Every line below that includes "this" counts toward the total. Report that total alone.
......
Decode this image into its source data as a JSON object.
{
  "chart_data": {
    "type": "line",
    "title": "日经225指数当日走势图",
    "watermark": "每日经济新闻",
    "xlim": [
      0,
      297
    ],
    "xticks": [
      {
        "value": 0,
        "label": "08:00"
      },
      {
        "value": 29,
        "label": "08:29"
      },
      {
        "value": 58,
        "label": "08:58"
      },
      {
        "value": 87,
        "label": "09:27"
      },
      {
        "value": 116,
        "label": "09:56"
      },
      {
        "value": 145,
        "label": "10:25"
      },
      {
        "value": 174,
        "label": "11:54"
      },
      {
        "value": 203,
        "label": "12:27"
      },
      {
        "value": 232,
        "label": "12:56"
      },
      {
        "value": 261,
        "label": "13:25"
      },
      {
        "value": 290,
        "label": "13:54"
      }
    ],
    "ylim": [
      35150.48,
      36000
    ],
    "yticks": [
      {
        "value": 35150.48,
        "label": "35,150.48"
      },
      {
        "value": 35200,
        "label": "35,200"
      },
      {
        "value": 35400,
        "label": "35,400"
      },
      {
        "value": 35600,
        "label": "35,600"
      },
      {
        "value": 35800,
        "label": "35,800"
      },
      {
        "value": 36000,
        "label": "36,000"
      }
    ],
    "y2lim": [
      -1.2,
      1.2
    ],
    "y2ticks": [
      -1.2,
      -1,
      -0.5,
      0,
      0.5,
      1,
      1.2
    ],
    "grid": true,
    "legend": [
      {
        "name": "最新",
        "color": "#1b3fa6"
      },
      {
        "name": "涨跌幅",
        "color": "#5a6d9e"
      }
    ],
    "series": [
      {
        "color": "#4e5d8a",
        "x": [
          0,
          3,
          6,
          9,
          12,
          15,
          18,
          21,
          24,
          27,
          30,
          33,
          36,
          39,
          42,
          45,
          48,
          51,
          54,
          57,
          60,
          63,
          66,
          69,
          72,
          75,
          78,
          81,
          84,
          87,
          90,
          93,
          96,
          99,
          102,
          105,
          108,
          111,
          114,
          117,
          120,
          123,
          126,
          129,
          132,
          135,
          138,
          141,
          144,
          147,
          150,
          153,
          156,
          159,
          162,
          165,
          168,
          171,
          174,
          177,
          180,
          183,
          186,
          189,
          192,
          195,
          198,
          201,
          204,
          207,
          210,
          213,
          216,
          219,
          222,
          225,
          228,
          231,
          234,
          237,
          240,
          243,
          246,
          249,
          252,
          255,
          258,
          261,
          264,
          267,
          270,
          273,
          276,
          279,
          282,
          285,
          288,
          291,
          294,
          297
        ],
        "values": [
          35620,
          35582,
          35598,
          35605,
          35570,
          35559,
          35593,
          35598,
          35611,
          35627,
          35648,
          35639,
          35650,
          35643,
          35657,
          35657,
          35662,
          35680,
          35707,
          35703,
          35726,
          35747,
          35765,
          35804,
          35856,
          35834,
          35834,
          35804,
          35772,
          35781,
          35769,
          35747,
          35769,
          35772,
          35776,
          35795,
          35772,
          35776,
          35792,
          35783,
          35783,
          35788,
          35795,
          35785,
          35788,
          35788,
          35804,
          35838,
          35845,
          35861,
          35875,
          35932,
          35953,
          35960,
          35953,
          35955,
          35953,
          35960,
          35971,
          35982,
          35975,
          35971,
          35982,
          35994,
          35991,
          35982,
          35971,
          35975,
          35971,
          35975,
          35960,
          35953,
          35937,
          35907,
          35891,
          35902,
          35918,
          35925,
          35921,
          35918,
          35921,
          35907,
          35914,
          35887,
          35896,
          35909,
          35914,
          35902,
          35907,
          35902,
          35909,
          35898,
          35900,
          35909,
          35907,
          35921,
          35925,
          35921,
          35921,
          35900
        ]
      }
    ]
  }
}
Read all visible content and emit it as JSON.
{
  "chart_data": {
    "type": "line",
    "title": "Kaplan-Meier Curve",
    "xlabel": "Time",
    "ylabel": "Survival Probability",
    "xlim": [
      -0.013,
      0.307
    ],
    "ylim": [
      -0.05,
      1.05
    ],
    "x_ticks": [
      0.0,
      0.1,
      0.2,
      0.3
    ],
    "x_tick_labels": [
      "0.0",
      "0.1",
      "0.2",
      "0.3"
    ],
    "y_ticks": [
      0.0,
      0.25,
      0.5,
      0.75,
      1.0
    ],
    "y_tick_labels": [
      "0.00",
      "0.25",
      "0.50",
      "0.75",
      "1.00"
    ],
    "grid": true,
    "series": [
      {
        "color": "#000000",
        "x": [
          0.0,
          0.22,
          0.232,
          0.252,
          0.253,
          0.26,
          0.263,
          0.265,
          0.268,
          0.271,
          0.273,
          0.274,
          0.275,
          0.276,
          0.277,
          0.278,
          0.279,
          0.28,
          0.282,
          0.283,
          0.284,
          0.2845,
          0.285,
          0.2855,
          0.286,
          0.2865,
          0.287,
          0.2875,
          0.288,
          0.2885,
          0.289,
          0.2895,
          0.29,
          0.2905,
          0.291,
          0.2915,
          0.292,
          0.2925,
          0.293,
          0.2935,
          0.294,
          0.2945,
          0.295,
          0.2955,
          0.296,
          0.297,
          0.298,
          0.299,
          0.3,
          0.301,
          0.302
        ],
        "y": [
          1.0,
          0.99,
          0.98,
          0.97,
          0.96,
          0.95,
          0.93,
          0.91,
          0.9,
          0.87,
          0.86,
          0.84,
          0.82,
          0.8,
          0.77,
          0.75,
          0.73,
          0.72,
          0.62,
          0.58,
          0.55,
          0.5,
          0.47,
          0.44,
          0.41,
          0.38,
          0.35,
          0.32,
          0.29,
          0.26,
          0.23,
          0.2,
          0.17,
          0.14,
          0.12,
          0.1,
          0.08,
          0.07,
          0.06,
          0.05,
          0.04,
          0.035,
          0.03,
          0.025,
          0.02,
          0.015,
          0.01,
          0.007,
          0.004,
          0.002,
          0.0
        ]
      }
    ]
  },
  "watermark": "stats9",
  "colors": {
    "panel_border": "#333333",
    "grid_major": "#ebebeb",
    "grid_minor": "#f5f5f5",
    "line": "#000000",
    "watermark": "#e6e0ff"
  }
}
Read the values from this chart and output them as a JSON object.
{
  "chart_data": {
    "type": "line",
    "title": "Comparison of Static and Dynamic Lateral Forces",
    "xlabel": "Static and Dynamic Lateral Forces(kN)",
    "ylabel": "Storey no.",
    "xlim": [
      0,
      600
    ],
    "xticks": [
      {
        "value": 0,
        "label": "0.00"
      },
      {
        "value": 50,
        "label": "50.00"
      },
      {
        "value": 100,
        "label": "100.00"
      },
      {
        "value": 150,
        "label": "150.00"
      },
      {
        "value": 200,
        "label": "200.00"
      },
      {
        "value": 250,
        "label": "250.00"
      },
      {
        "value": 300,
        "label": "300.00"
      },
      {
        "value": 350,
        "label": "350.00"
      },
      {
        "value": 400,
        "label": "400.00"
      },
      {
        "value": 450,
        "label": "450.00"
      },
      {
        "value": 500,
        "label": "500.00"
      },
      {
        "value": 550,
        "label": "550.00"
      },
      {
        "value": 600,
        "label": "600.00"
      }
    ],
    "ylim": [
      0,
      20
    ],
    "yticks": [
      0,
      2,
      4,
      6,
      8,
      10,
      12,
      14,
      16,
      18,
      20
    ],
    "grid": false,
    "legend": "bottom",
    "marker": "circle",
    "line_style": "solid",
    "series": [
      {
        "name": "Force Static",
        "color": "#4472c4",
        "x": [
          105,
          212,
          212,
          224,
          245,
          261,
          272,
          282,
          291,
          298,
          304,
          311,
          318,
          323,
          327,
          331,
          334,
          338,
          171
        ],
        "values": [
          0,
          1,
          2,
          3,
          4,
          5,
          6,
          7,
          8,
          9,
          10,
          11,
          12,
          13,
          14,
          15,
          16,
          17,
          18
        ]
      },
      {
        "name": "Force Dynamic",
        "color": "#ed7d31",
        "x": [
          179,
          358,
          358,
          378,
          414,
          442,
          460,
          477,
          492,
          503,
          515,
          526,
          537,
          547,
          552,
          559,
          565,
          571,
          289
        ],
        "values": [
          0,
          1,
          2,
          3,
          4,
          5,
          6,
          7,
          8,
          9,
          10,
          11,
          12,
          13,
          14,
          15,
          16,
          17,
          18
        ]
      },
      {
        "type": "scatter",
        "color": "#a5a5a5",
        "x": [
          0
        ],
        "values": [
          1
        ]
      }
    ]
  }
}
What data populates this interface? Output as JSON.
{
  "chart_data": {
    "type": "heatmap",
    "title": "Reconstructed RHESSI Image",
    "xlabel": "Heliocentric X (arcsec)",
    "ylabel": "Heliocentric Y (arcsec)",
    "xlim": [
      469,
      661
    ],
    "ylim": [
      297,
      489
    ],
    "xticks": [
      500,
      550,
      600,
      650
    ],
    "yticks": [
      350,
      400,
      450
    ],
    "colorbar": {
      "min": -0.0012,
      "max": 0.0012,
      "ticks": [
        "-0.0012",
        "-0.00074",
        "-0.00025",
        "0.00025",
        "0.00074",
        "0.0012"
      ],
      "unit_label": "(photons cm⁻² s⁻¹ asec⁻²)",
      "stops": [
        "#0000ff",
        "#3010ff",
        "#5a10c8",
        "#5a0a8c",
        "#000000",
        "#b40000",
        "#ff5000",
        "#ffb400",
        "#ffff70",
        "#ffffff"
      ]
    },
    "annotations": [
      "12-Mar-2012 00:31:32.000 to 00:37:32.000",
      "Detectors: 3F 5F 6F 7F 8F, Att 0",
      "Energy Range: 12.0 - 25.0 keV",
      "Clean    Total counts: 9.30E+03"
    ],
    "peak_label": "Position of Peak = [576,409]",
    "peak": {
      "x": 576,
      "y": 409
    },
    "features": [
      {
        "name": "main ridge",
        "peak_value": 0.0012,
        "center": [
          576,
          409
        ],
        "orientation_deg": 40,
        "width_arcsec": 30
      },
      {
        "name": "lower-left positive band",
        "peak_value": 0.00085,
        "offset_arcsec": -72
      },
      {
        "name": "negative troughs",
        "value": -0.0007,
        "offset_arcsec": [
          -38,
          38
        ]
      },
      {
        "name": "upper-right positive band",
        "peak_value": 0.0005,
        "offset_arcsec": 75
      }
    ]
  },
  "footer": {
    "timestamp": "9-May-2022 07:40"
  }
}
......
*FULL OUTPUT*:
3